● EXTRACTED RECORDS:
○ ○ ○ ○ ○

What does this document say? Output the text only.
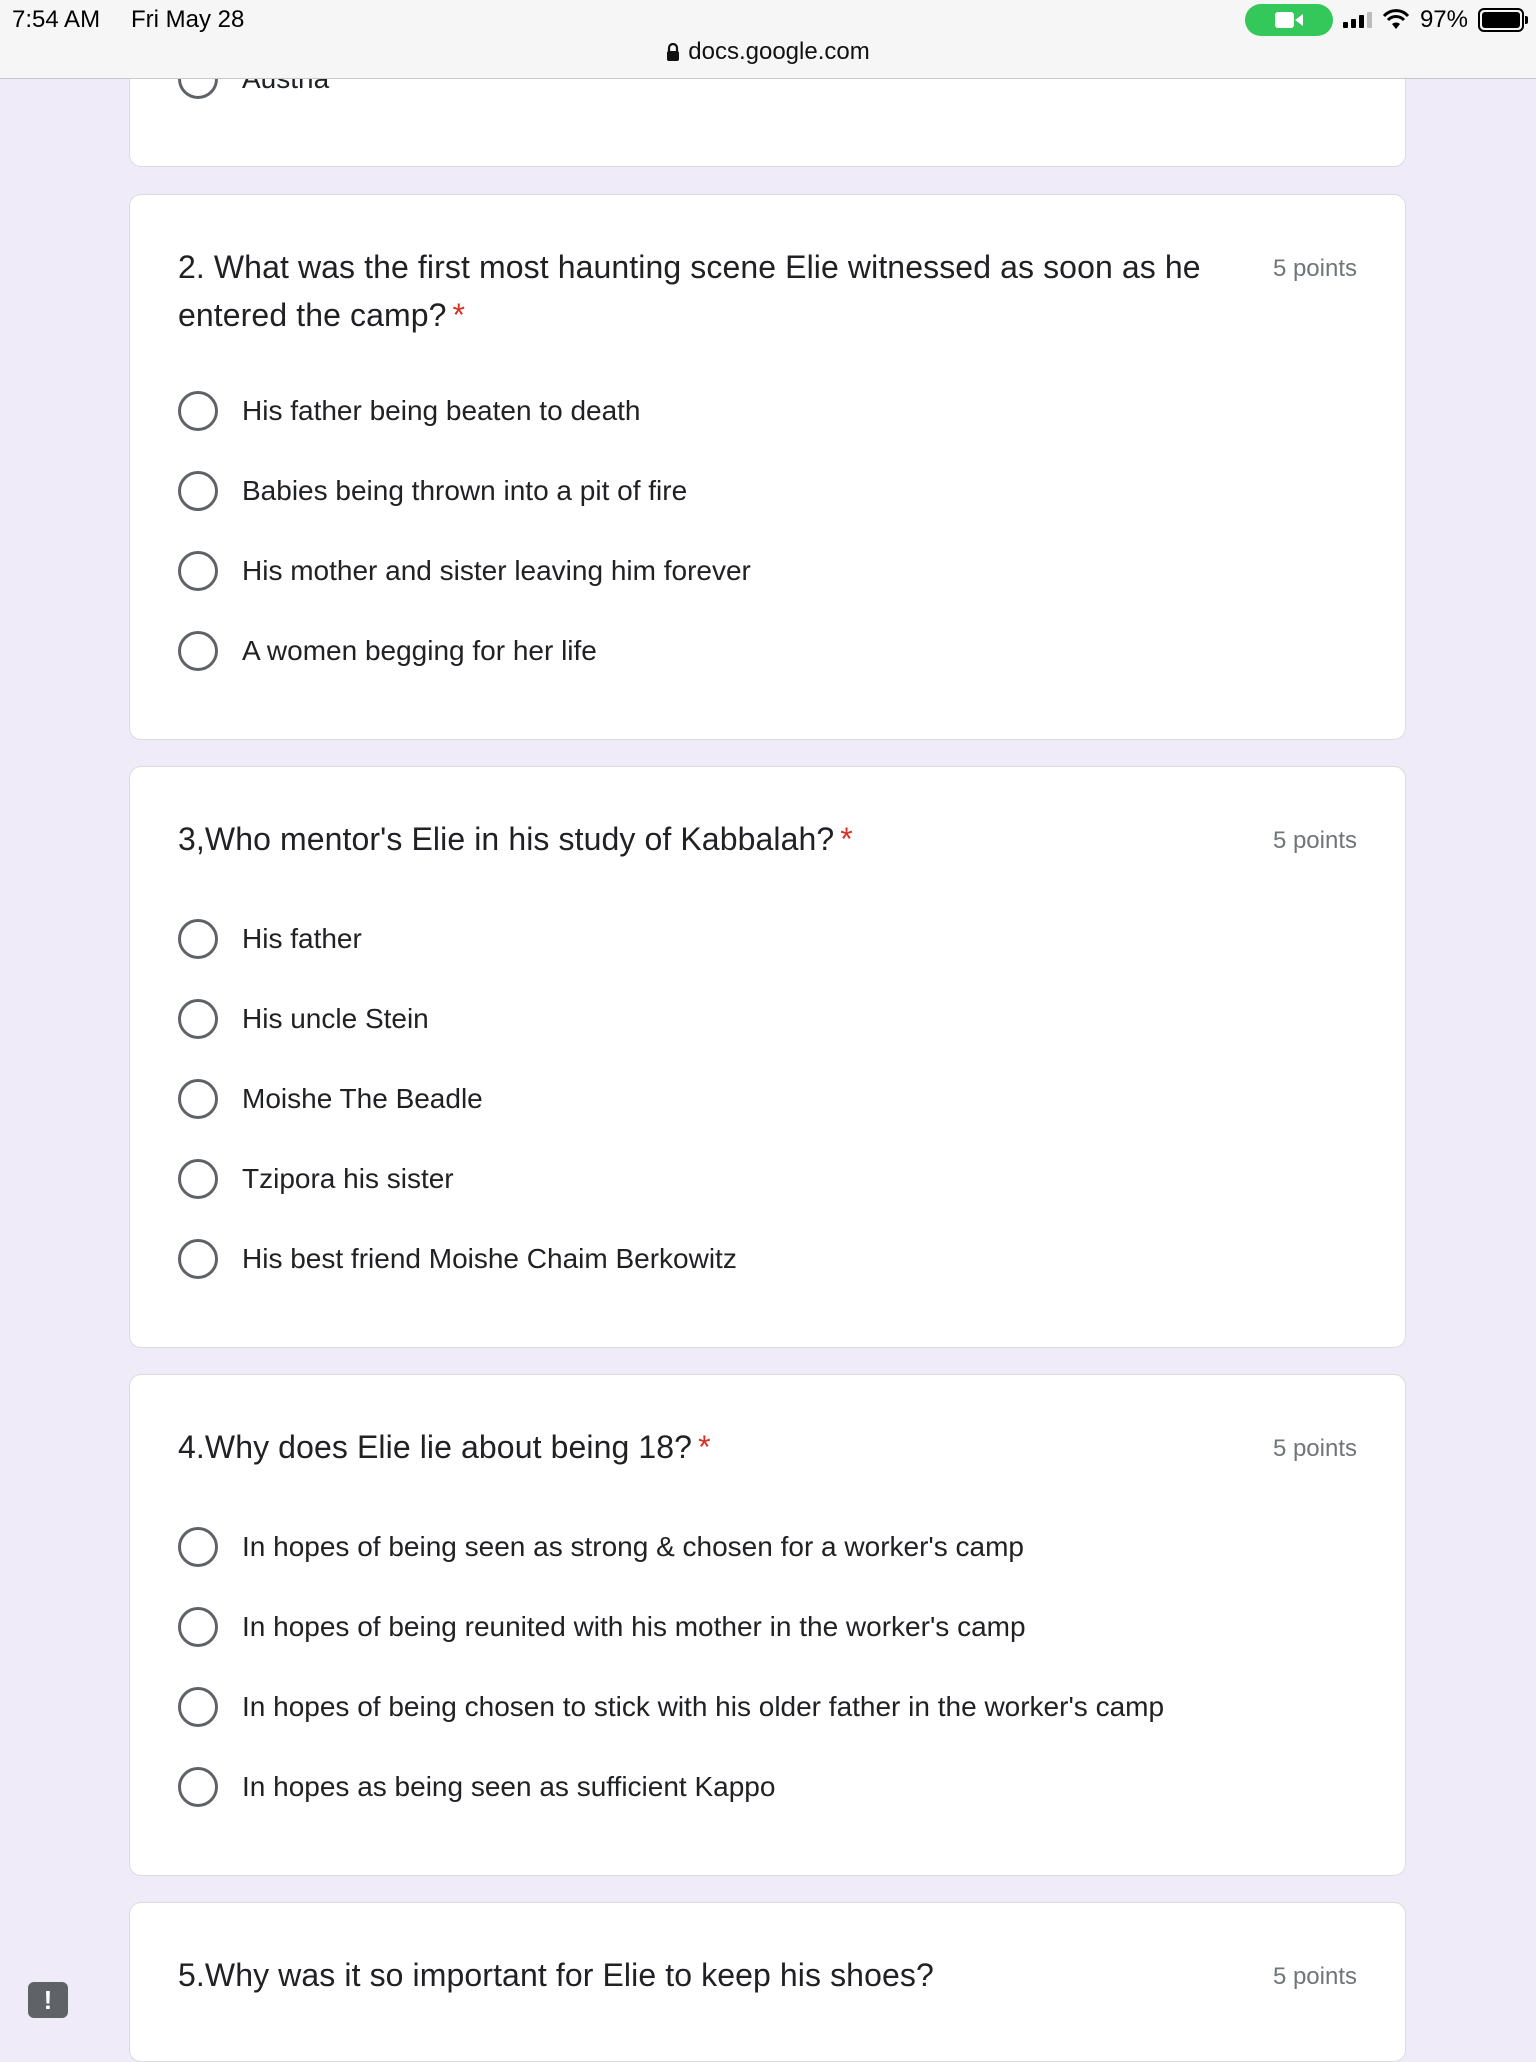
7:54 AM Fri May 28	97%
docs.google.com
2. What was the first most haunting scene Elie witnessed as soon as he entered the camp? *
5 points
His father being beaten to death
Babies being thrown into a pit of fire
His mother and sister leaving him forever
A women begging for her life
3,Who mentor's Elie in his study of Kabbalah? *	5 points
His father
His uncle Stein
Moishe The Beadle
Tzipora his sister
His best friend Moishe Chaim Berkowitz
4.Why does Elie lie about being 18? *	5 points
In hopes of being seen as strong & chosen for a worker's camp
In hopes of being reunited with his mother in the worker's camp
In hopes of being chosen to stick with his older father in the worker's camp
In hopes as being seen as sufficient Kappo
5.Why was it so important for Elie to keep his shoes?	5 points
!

○ ○ ○ ○ ○

Reproduce the whole listing word for word, setting aside any pictures.

● ANSWER TO THE TASK:
What does this document say? Output the text only.
7:54 AM Fri May 28	97%
docs.google.com
2. What was the first most haunting scene Elie witnessed as soon as he entered the camp? *
5 points
His father being beaten to death
Babies being thrown into a pit of fire
His mother and sister leaving him forever
A women begging for her life
3,Who mentor's Elie in his study of Kabbalah? *	5 points
His father
His uncle Stein
Moishe The Beadle
Tzipora his sister
His best friend Moishe Chaim Berkowitz
4.Why does Elie lie about being 18? *	5 points
In hopes of being seen as strong & chosen for a worker's camp
In hopes of being reunited with his mother in the worker's camp
In hopes of being chosen to stick with his older father in the worker's camp
In hopes as being seen as sufficient Kappo
5.Why was it so important for Elie to keep his shoes?	5 points
!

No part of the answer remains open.